Reproduce every entry below precisely. Pictures are excluded from the copy.

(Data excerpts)

────────────────

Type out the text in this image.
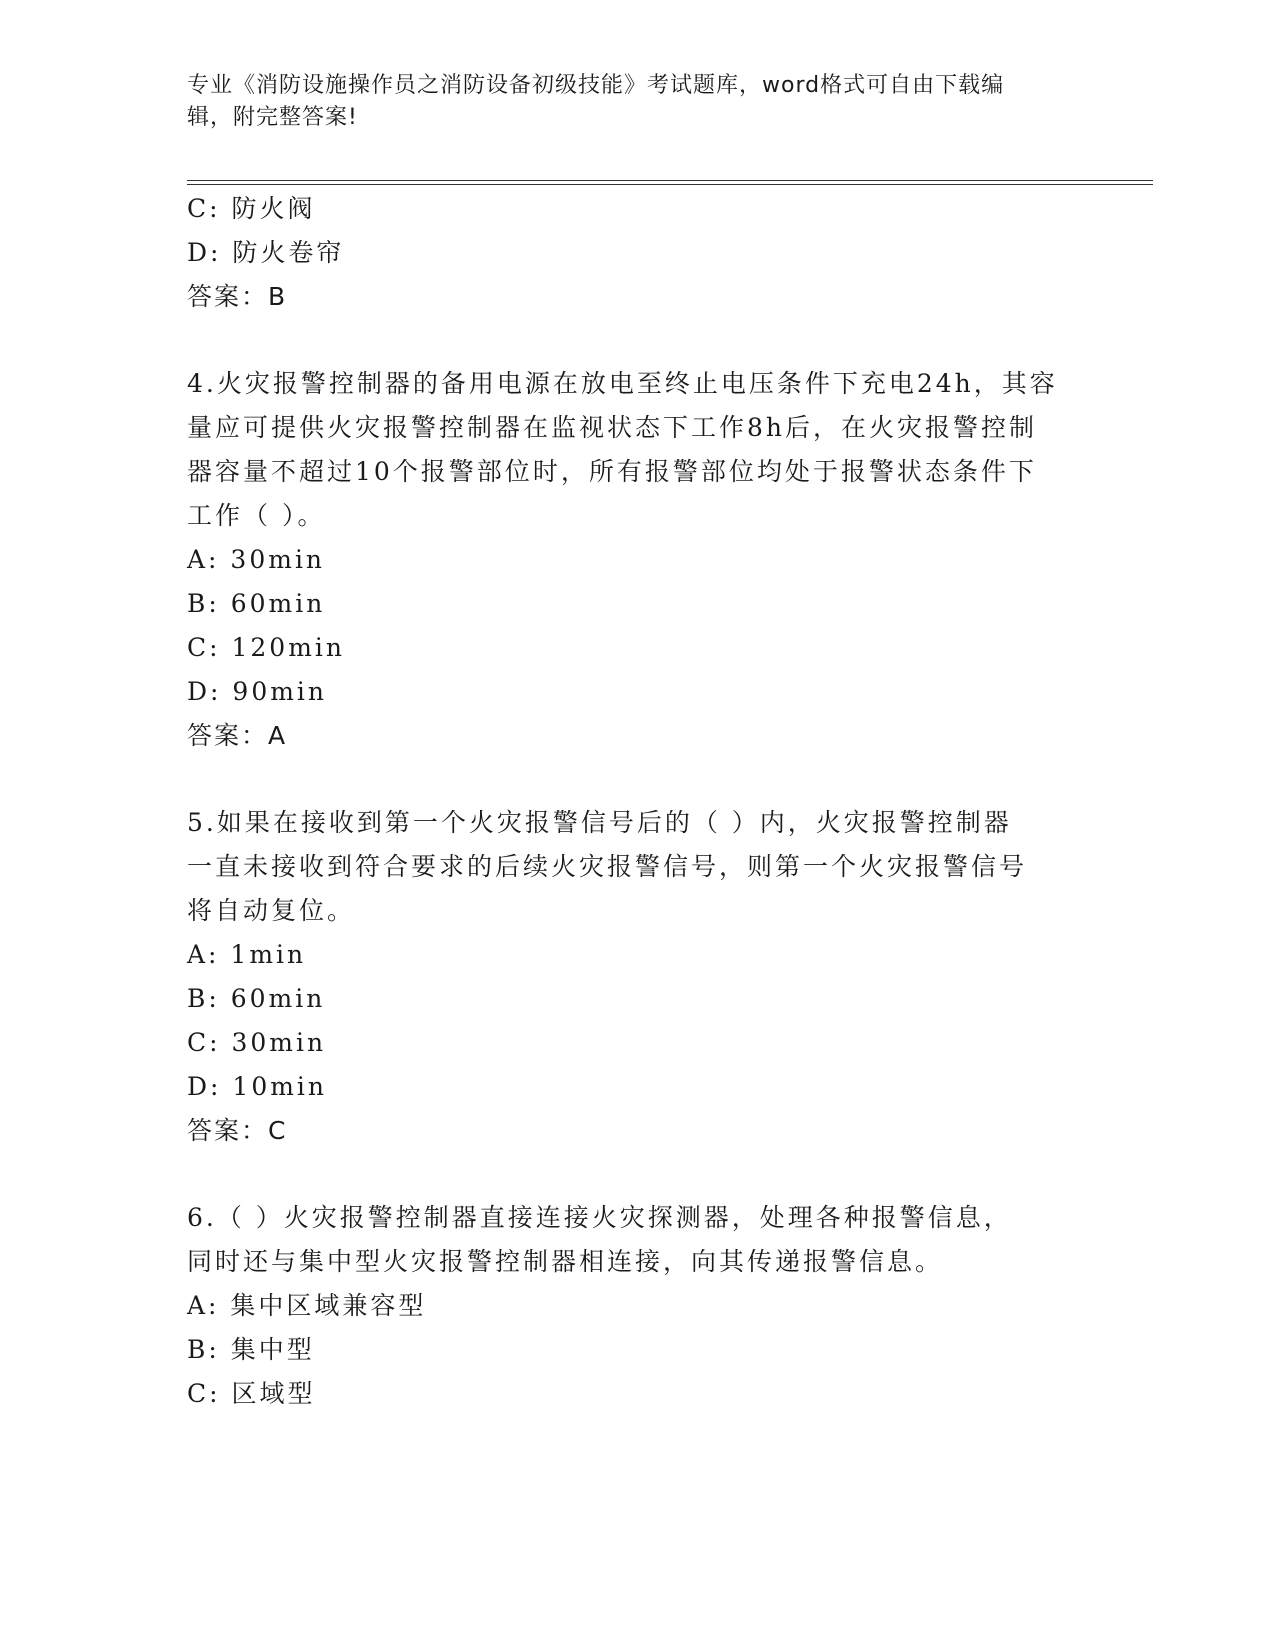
专业《消防设施操作员之消防设备初级技能》考试题库，word格式可自由下载编
辑，附完整答案!
C: 防火阀
D: 防火卷帘
答案：B
4.火灾报警控制器的备用电源在放电至终止电压条件下充电24h，其容
量应可提供火灾报警控制器在监视状态下工作8h后，在火灾报警控制
器容量不超过10个报警部位时，所有报警部位均处于报警状态条件下
工作（ ）。
A: 30min
B: 60min
C: 120min
D: 90min
答案：A
5.如果在接收到第一个火灾报警信号后的（ ）内，火灾报警控制器
一直未接收到符合要求的后续火灾报警信号，则第一个火灾报警信号
将自动复位。
A: 1min
B: 60min
C: 30min
D: 10min
答案：C
6.（ ）火灾报警控制器直接连接火灾探测器，处理各种报警信息，
同时还与集中型火灾报警控制器相连接，向其传递报警信息。
A: 集中区域兼容型
B: 集中型
C: 区域型
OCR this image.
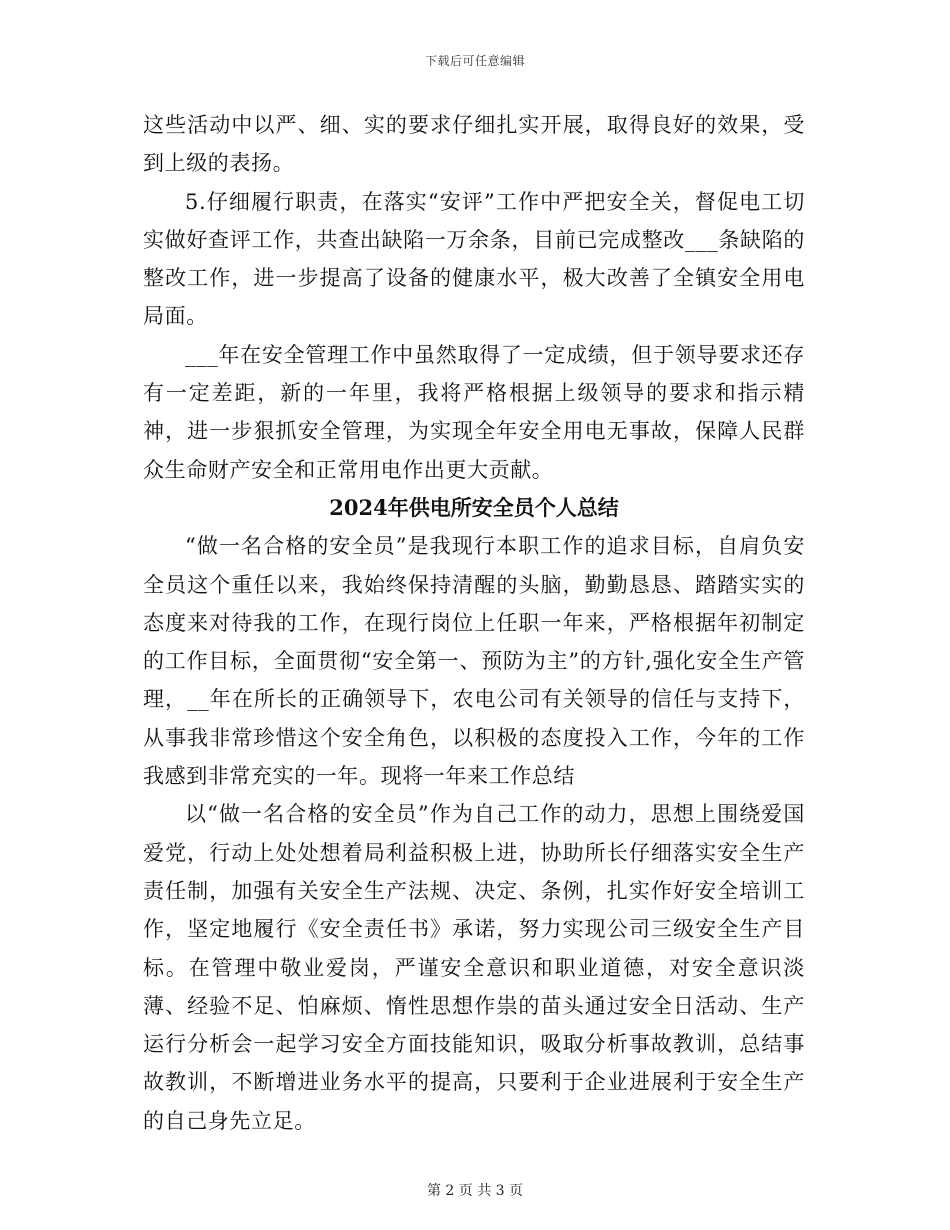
下载后可任意编辑

这些活动中以严、细、实的要求仔细扎实开展，取得良好的效果，受到上级的表扬。

5.仔细履行职责，在落实“安评”工作中严把安全关，督促电工切实做好查评工作，共查出缺陷一万余条，目前已完成整改___条缺陷的整改工作，进一步提高了设备的健康水平，极大改善了全镇安全用电局面。

___年在安全管理工作中虽然取得了一定成绩，但于领导要求还存有一定差距，新的一年里，我将严格根据上级领导的要求和指示精神，进一步狠抓安全管理，为实现全年安全用电无事故，保障人民群众生命财产安全和正常用电作出更大贡献。

2024年供电所安全员个人总结

“做一名合格的安全员”是我现行本职工作的追求目标，自肩负安全员这个重任以来，我始终保持清醒的头脑，勤勤恳恳、踏踏实实的态度来对待我的工作，在现行岗位上任职一年来，严格根据年初制定的工作目标，全面贯彻“安全第一、预防为主”的方针,强化安全生产管理，__年在所长的正确领导下，农电公司有关领导的信任与支持下，从事我非常珍惜这个安全角色，以积极的态度投入工作，今年的工作我感到非常充实的一年。现将一年来工作总结

以“做一名合格的安全员”作为自己工作的动力，思想上围绕爱国爱党，行动上处处想着局利益积极上进，协助所长仔细落实安全生产责任制，加强有关安全生产法规、决定、条例，扎实作好安全培训工作，坚定地履行《安全责任书》承诺，努力实现公司三级安全生产目标。在管理中敬业爱岗，严谨安全意识和职业道德，对安全意识淡薄、经验不足、怕麻烦、惰性思想作祟的苗头通过安全日活动、生产运行分析会一起学习安全方面技能知识，吸取分析事故教训，总结事故教训，不断增进业务水平的提高，只要利于企业进展利于安全生产的自己身先立足。

第 2 页 共 3 页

────────────────

Correct result:
Type out the text in this image.
专业《消防设施操作员之消防设备初级技能》考试题库，word格式可自由下载编
辑，附完整答案!
C: 防火阀
D: 防火卷帘
答案：B
4.火灾报警控制器的备用电源在放电至终止电压条件下充电24h，其容
量应可提供火灾报警控制器在监视状态下工作8h后，在火灾报警控制
器容量不超过10个报警部位时，所有报警部位均处于报警状态条件下
工作（ ）。
A: 30min
B: 60min
C: 120min
D: 90min
答案：A
5.如果在接收到第一个火灾报警信号后的（ ）内，火灾报警控制器
一直未接收到符合要求的后续火灾报警信号，则第一个火灾报警信号
将自动复位。
A: 1min
B: 60min
C: 30min
D: 10min
答案：C
6.（ ）火灾报警控制器直接连接火灾探测器，处理各种报警信息，
同时还与集中型火灾报警控制器相连接，向其传递报警信息。
A: 集中区域兼容型
B: 集中型
C: 区域型
OCR this image.
下载后可任意编辑

这些活动中以严、细、实的要求仔细扎实开展，取得良好的效果，受到上级的表扬。

5.仔细履行职责，在落实“安评”工作中严把安全关，督促电工切实做好查评工作，共查出缺陷一万余条，目前已完成整改___条缺陷的整改工作，进一步提高了设备的健康水平，极大改善了全镇安全用电局面。

___年在安全管理工作中虽然取得了一定成绩，但于领导要求还存有一定差距，新的一年里，我将严格根据上级领导的要求和指示精神，进一步狠抓安全管理，为实现全年安全用电无事故，保障人民群众生命财产安全和正常用电作出更大贡献。

2024年供电所安全员个人总结

“做一名合格的安全员”是我现行本职工作的追求目标，自肩负安全员这个重任以来，我始终保持清醒的头脑，勤勤恳恳、踏踏实实的态度来对待我的工作，在现行岗位上任职一年来，严格根据年初制定的工作目标，全面贯彻“安全第一、预防为主”的方针,强化安全生产管理，__年在所长的正确领导下，农电公司有关领导的信任与支持下，从事我非常珍惜这个安全角色，以积极的态度投入工作，今年的工作我感到非常充实的一年。现将一年来工作总结

以“做一名合格的安全员”作为自己工作的动力，思想上围绕爱国爱党，行动上处处想着局利益积极上进，协助所长仔细落实安全生产责任制，加强有关安全生产法规、决定、条例，扎实作好安全培训工作，坚定地履行《安全责任书》承诺，努力实现公司三级安全生产目标。在管理中敬业爱岗，严谨安全意识和职业道德，对安全意识淡薄、经验不足、怕麻烦、惰性思想作祟的苗头通过安全日活动、生产运行分析会一起学习安全方面技能知识，吸取分析事故教训，总结事故教训，不断增进业务水平的提高，只要利于企业进展利于安全生产的自己身先立足。

第 2 页 共 3 页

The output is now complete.